What is asked -
Gather all lines in the records below that include the word "text".
• • • •
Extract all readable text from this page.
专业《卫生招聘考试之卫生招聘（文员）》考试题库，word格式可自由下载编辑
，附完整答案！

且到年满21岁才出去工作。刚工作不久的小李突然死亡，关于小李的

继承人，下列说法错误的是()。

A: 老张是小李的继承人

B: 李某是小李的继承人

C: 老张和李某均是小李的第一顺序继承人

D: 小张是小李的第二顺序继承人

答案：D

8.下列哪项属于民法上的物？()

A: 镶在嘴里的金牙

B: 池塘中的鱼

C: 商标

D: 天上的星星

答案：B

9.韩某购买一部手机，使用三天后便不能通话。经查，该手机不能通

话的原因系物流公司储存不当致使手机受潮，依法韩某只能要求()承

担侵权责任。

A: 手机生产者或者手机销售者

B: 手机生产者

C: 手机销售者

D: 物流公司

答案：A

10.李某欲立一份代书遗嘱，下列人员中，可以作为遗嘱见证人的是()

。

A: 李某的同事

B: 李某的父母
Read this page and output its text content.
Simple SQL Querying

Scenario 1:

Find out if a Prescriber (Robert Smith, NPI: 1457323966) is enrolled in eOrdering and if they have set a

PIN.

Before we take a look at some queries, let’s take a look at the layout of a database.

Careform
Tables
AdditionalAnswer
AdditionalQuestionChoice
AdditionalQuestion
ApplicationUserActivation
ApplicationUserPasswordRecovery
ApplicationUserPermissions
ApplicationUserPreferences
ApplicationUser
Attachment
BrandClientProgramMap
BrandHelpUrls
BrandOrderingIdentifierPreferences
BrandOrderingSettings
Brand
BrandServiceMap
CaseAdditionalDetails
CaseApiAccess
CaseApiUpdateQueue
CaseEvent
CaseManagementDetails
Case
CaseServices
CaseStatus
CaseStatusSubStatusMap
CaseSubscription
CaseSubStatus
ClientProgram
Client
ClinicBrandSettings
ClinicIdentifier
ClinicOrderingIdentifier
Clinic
• • • •
Result of this exercise -
Extract all readable text from this page.
Read this page and output its text content.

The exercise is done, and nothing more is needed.